| JOB |
Find the lines with "CITRON" in them and copy them out.

| PROVIDED RECORDS |
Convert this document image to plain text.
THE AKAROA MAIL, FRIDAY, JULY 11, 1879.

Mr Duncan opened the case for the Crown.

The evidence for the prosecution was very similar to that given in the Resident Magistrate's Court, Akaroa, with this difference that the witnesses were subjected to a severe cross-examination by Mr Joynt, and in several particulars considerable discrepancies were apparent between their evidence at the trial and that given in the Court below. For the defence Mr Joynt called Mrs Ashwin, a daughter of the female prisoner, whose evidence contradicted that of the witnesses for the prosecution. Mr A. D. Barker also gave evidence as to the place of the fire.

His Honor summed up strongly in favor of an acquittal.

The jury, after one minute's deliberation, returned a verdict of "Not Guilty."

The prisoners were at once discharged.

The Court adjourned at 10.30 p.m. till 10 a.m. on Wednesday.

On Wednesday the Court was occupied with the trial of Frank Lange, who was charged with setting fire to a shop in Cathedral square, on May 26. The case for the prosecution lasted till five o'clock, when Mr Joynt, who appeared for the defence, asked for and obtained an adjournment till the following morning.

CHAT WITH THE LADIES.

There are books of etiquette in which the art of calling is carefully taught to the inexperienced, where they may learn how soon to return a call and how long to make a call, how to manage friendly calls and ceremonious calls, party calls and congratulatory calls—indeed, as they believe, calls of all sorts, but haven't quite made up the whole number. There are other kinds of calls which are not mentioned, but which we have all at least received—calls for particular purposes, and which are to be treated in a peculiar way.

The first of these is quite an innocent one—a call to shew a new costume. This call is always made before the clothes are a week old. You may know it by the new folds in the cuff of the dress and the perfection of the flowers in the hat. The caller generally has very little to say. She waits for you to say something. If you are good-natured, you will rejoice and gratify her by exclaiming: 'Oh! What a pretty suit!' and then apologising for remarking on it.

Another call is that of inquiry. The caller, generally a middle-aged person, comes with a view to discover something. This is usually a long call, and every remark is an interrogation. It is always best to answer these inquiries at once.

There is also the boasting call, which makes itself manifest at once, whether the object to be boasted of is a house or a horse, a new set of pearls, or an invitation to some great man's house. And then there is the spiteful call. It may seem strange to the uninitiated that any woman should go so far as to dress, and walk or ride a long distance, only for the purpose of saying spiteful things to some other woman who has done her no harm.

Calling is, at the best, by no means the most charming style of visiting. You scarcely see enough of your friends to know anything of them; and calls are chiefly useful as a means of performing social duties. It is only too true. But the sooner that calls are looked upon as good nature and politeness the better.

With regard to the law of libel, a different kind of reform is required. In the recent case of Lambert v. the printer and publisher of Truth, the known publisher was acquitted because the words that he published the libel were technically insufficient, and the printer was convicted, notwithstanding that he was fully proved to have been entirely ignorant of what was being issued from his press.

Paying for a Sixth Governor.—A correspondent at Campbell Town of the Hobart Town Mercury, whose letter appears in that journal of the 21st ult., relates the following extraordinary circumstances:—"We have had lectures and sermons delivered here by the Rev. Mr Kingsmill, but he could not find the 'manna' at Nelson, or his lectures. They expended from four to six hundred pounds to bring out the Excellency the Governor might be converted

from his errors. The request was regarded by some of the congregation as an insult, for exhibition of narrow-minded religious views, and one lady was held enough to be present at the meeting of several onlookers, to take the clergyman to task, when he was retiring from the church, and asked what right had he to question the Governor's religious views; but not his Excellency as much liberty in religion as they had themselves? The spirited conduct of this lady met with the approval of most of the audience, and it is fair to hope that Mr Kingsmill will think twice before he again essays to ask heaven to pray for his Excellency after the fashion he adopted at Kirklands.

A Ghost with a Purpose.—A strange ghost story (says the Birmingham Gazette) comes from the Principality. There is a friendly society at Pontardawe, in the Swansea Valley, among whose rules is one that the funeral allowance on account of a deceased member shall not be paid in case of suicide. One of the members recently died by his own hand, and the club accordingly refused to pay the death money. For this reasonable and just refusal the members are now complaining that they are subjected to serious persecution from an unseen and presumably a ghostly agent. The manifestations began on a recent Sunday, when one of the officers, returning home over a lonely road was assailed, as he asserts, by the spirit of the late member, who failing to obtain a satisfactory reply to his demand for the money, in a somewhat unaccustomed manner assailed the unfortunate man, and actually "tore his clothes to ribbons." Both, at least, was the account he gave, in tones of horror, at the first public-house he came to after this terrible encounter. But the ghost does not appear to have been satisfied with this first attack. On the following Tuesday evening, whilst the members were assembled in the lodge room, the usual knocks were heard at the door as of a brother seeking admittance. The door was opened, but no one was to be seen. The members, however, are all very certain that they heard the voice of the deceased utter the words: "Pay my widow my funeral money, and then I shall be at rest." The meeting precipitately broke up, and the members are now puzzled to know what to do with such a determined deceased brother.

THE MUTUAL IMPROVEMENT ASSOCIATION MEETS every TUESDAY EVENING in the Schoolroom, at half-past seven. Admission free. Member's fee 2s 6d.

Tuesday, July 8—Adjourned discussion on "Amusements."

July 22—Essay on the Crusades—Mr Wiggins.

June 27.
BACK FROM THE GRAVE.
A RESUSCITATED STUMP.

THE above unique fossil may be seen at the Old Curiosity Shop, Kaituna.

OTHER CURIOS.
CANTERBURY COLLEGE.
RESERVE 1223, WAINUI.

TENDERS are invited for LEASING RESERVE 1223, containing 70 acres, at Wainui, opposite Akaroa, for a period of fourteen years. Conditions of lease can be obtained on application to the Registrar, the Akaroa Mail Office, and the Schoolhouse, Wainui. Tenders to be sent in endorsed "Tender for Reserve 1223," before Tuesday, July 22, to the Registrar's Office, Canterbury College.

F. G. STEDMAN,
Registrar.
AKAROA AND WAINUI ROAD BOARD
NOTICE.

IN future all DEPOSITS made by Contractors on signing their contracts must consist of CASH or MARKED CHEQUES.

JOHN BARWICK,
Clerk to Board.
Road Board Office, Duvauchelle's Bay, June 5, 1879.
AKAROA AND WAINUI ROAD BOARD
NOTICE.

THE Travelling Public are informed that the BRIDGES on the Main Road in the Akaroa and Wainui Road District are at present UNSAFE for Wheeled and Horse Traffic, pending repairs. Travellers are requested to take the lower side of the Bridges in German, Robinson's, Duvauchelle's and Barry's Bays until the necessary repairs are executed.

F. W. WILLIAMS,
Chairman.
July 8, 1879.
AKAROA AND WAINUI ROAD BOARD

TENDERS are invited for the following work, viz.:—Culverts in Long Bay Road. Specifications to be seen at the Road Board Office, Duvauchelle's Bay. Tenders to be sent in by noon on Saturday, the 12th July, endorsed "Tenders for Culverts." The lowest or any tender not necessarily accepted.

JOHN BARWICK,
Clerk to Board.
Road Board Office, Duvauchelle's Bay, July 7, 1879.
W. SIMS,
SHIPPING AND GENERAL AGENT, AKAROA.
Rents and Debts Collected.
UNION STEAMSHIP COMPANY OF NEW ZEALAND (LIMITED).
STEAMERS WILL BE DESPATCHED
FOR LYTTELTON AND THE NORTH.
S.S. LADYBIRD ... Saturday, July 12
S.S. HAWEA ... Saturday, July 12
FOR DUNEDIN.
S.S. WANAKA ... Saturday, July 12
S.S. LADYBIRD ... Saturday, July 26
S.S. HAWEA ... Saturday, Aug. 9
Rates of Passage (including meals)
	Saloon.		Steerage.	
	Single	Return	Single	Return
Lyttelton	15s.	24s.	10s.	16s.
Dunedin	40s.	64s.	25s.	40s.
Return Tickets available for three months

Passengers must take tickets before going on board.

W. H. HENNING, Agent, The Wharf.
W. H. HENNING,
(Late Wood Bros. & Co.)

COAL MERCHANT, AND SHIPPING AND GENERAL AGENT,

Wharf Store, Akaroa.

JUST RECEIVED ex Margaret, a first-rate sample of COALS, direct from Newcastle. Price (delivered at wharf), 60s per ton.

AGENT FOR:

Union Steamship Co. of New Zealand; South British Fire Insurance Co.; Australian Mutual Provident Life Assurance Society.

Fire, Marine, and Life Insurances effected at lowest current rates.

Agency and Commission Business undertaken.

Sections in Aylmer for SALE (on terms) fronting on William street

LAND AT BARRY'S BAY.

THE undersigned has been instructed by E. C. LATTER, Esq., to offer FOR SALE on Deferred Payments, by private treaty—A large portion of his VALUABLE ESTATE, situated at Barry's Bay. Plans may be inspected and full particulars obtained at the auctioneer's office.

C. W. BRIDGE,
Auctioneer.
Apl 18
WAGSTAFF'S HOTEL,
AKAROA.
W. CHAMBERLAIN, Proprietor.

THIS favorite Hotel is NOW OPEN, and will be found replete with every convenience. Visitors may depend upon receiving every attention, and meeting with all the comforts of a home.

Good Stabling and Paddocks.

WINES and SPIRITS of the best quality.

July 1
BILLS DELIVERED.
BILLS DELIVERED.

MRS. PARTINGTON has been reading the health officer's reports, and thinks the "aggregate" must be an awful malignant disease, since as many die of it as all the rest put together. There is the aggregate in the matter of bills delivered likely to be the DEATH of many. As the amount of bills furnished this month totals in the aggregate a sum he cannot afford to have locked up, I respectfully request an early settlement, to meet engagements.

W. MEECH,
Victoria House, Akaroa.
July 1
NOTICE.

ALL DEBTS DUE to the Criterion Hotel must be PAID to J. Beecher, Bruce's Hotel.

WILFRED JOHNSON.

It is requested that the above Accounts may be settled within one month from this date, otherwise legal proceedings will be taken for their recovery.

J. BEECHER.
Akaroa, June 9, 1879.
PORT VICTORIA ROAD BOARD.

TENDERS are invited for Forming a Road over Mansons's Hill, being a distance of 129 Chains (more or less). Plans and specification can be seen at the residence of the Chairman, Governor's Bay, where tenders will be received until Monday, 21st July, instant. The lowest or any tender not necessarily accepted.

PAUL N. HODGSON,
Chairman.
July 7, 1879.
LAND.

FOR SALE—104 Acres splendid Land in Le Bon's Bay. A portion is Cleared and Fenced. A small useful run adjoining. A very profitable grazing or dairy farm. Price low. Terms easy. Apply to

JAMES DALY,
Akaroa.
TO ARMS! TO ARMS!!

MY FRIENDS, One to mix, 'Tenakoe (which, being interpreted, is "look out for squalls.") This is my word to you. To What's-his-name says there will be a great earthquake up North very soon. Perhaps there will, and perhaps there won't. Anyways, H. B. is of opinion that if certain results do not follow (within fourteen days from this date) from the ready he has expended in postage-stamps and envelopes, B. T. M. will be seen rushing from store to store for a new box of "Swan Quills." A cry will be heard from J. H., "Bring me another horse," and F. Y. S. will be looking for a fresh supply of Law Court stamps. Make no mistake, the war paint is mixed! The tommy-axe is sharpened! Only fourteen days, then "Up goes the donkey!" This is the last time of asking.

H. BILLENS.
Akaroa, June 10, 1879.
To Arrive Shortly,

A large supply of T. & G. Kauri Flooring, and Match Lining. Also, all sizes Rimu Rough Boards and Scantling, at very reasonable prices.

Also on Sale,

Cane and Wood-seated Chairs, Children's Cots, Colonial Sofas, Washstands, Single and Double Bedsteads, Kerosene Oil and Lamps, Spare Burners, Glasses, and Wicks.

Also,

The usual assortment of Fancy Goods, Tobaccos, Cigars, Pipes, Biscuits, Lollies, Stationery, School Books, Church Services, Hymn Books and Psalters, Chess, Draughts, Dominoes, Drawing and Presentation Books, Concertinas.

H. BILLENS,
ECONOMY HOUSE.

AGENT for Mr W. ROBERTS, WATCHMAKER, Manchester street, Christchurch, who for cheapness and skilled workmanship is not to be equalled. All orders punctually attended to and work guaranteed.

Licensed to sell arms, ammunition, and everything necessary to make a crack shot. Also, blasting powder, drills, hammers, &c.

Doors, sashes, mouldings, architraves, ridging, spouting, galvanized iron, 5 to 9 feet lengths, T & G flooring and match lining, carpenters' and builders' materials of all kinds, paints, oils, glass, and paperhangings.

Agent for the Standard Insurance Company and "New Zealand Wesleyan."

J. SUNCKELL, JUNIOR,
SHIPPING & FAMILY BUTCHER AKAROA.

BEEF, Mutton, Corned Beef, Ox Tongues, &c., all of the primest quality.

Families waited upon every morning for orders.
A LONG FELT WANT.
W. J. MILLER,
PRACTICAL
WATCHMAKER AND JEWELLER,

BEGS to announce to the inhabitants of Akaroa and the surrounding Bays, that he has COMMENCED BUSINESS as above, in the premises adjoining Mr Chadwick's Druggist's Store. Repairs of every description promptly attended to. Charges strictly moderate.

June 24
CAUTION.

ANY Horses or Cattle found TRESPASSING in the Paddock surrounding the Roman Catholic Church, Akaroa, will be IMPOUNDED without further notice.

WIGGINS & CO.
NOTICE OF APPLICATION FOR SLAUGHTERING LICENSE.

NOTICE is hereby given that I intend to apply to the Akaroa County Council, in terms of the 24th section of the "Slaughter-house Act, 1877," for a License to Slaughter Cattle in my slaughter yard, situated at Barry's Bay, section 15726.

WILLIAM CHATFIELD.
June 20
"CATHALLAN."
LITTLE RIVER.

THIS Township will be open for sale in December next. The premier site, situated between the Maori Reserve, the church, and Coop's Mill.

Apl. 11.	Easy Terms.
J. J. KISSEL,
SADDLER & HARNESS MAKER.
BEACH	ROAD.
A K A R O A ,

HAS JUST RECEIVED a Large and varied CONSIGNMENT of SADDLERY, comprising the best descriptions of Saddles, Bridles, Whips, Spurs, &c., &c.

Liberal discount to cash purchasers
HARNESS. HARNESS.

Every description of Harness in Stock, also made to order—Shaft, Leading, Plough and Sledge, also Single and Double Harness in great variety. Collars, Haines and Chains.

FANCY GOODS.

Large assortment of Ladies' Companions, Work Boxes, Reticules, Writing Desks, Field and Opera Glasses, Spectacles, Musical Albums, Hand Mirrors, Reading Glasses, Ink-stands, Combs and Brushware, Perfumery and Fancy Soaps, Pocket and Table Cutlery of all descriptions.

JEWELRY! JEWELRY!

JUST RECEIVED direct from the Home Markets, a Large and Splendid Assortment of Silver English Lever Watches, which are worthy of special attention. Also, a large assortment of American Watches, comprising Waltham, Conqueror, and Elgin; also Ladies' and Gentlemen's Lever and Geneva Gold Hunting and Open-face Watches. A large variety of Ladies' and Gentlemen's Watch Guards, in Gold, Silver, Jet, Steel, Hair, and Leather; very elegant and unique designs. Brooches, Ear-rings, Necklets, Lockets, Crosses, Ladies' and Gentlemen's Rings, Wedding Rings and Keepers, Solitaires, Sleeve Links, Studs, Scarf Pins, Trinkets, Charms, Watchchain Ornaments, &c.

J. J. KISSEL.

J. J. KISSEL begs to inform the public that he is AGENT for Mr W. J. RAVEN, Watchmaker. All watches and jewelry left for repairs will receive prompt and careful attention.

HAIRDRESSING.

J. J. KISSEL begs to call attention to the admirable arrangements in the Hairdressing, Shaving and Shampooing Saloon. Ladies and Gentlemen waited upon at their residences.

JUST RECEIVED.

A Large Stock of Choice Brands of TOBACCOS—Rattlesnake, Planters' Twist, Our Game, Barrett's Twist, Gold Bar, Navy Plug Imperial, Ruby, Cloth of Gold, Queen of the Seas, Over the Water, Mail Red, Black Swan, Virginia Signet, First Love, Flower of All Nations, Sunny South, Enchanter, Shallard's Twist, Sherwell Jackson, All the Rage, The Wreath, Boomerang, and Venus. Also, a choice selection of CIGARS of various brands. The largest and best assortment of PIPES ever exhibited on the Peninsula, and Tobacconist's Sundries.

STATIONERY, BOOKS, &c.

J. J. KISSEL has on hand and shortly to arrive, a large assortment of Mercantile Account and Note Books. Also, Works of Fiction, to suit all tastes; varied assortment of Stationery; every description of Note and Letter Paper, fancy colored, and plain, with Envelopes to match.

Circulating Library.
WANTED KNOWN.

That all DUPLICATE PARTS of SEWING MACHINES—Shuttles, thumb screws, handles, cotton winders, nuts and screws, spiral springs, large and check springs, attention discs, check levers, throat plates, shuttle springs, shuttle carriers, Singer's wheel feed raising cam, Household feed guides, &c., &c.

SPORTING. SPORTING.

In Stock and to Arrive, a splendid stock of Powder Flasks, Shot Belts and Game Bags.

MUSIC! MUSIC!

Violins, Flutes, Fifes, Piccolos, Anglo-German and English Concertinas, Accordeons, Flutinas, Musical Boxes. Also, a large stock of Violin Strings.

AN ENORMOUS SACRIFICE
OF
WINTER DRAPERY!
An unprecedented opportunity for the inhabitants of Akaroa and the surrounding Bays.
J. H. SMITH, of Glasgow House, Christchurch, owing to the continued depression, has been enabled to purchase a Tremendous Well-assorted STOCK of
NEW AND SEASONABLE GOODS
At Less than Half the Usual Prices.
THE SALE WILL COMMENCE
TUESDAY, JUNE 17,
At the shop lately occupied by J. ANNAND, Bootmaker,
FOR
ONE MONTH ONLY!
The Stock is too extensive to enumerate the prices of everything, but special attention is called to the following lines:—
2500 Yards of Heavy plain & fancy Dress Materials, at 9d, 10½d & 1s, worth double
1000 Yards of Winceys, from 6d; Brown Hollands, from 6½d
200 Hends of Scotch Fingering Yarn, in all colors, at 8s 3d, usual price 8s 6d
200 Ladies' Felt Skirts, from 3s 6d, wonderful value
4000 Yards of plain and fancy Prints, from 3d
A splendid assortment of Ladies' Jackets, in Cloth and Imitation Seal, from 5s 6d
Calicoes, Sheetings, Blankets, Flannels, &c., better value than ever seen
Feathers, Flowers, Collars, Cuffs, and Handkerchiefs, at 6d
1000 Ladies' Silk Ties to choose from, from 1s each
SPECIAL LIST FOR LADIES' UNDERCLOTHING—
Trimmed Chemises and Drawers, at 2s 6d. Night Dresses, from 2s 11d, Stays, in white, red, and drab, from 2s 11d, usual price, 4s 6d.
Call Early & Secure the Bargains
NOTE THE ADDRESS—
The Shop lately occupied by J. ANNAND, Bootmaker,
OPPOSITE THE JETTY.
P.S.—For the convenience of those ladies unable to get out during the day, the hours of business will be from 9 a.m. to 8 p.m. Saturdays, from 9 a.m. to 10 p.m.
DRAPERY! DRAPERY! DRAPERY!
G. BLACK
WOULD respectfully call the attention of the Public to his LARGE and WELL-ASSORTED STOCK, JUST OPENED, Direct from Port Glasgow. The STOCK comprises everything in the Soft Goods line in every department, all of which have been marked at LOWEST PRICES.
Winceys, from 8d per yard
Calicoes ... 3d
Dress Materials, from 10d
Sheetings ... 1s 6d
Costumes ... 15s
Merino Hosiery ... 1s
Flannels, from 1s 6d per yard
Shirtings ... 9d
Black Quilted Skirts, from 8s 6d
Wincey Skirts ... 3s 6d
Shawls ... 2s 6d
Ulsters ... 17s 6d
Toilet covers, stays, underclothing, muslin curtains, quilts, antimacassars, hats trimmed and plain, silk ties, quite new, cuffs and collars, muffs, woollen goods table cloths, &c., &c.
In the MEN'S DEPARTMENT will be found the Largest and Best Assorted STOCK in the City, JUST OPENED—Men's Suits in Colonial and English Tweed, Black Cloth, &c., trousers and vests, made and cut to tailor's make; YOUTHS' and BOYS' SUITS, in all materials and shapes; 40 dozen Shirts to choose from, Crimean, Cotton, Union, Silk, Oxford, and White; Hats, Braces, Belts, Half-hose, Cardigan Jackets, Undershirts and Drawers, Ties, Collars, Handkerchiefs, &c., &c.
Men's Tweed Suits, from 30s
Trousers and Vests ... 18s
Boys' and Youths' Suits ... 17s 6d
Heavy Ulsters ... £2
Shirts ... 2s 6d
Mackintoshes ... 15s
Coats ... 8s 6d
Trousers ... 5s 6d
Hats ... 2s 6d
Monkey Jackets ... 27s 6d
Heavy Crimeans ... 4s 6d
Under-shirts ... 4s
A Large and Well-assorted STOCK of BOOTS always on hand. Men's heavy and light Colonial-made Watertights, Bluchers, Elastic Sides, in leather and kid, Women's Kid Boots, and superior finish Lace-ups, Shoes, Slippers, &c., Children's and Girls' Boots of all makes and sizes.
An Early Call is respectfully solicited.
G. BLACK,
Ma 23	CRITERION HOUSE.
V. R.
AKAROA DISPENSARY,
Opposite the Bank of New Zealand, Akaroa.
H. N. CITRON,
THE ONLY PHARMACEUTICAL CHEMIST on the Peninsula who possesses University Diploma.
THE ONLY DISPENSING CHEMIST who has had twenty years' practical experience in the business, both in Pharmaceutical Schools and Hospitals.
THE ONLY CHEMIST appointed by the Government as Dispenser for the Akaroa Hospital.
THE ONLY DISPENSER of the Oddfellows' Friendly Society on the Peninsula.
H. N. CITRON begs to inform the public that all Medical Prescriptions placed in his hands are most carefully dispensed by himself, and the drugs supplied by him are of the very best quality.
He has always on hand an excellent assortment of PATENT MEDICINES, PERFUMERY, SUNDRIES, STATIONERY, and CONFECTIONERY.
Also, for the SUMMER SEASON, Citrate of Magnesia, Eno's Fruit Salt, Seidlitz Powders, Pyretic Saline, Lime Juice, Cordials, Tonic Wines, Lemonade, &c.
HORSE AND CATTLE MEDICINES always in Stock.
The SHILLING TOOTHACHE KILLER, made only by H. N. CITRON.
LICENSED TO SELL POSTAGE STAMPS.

| REPLY |
H. N. CITRON,
H. N. CITRON begs to inform the public that all Medical Prescriptions placed in his hands are most carefully dispensed by himself, and the drugs supplied by him are of the very best quality.
The SHILLING TOOTHACHE KILLER, made only by H. N. CITRON.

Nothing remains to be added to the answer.